Aim - Only a number is wanted: how many lines in the listing contain the word "JSON"?

Supplied entries -

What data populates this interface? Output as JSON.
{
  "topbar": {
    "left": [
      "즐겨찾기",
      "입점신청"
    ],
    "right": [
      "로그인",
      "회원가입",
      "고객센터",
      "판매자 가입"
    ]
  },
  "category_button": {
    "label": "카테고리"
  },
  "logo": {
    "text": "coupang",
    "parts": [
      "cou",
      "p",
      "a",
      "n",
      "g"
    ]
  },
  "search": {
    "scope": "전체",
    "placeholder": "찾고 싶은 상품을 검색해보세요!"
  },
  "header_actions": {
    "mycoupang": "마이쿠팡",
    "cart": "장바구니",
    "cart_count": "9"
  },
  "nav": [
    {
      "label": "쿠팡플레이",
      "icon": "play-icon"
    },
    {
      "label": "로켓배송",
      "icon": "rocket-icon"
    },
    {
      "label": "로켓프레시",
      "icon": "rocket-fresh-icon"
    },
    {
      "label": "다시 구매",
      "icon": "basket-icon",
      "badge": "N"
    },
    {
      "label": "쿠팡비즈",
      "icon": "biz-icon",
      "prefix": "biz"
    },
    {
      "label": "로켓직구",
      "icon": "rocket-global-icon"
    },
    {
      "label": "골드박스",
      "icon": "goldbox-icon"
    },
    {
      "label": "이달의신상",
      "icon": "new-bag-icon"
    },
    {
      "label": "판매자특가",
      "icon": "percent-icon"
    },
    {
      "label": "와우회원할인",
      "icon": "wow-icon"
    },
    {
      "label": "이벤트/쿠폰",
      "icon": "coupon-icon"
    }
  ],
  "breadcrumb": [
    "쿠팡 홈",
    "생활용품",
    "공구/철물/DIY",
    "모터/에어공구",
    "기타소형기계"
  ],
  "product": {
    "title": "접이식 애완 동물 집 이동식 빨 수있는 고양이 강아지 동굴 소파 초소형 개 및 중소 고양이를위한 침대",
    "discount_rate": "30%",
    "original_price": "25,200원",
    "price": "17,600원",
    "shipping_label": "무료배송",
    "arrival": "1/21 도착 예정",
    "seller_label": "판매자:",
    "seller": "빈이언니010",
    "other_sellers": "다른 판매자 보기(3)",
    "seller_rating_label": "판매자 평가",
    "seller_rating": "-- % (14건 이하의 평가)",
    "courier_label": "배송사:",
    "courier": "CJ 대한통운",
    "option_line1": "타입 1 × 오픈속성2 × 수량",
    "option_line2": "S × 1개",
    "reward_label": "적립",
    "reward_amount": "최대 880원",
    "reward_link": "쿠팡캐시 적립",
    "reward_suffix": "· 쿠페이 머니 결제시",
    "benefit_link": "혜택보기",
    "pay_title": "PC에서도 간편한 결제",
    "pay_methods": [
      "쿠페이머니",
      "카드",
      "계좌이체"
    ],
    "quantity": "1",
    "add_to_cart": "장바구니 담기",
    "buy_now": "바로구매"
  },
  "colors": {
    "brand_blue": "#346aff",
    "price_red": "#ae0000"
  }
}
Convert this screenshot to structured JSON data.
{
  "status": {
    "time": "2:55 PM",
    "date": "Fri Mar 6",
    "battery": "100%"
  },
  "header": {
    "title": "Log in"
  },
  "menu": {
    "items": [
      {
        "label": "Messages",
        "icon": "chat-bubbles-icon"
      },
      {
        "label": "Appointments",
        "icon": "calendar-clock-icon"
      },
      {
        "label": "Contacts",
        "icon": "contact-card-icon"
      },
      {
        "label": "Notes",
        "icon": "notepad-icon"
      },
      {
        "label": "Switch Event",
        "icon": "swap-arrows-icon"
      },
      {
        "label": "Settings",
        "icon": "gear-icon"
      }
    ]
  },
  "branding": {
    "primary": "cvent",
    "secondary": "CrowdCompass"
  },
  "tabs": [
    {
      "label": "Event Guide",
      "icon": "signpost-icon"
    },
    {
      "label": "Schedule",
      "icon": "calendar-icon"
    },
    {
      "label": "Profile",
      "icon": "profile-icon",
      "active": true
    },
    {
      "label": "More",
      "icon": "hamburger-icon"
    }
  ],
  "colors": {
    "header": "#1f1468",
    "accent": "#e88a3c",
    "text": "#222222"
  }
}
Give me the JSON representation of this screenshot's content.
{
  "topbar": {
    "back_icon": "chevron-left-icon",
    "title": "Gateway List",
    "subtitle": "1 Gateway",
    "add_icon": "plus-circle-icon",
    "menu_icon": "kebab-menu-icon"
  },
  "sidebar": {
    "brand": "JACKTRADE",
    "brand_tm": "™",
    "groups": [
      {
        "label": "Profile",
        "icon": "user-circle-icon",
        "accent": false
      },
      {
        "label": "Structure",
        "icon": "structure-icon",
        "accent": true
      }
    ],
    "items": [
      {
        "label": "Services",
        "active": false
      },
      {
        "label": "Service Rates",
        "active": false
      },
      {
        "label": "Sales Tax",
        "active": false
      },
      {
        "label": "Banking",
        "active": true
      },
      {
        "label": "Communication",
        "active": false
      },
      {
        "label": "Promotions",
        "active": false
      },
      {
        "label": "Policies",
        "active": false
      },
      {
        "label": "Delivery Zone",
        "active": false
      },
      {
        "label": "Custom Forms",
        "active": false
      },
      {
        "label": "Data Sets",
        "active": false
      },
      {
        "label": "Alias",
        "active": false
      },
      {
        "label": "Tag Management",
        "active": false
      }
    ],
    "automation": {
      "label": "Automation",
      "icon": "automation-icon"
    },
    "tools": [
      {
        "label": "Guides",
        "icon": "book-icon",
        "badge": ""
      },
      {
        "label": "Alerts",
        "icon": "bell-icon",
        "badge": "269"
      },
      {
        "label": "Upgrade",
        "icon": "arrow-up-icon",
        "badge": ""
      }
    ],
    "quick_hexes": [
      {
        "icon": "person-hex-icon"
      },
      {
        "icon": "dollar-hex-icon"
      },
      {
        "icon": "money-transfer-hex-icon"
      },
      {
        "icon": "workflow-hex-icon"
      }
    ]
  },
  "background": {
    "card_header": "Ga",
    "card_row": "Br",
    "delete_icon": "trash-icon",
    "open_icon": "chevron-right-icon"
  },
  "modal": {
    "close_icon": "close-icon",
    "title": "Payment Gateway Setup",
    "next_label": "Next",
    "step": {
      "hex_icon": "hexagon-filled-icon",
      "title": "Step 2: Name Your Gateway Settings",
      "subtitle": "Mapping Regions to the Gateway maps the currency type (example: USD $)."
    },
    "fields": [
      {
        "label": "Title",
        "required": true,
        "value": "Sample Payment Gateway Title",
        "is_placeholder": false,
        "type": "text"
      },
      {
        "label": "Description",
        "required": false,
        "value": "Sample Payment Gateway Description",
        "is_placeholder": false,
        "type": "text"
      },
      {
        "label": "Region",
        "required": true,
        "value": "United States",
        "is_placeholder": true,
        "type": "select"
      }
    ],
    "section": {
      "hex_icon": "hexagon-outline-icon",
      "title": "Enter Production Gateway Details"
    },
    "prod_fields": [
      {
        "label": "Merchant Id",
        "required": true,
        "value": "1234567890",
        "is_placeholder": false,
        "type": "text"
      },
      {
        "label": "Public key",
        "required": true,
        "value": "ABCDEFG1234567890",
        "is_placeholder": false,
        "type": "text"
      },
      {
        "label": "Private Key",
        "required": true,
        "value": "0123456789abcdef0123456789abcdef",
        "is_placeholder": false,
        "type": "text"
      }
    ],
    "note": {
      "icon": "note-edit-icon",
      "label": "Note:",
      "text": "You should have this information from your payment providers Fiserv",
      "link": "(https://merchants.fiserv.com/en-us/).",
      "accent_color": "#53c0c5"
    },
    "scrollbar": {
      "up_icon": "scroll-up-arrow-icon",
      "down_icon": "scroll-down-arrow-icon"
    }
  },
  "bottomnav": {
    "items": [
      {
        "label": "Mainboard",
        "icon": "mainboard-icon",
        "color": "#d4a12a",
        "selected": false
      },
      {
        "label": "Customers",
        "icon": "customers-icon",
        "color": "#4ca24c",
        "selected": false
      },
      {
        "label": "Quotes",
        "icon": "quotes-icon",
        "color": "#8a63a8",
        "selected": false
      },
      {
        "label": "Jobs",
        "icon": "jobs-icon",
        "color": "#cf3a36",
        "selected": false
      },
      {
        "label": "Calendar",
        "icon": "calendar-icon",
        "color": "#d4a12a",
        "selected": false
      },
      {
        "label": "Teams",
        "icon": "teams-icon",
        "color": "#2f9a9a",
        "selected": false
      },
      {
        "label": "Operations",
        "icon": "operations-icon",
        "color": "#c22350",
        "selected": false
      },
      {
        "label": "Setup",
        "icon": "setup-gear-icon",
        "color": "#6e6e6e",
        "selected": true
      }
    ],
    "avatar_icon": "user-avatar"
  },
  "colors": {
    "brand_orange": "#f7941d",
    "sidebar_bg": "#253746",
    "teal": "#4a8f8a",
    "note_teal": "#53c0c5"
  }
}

Solution - 3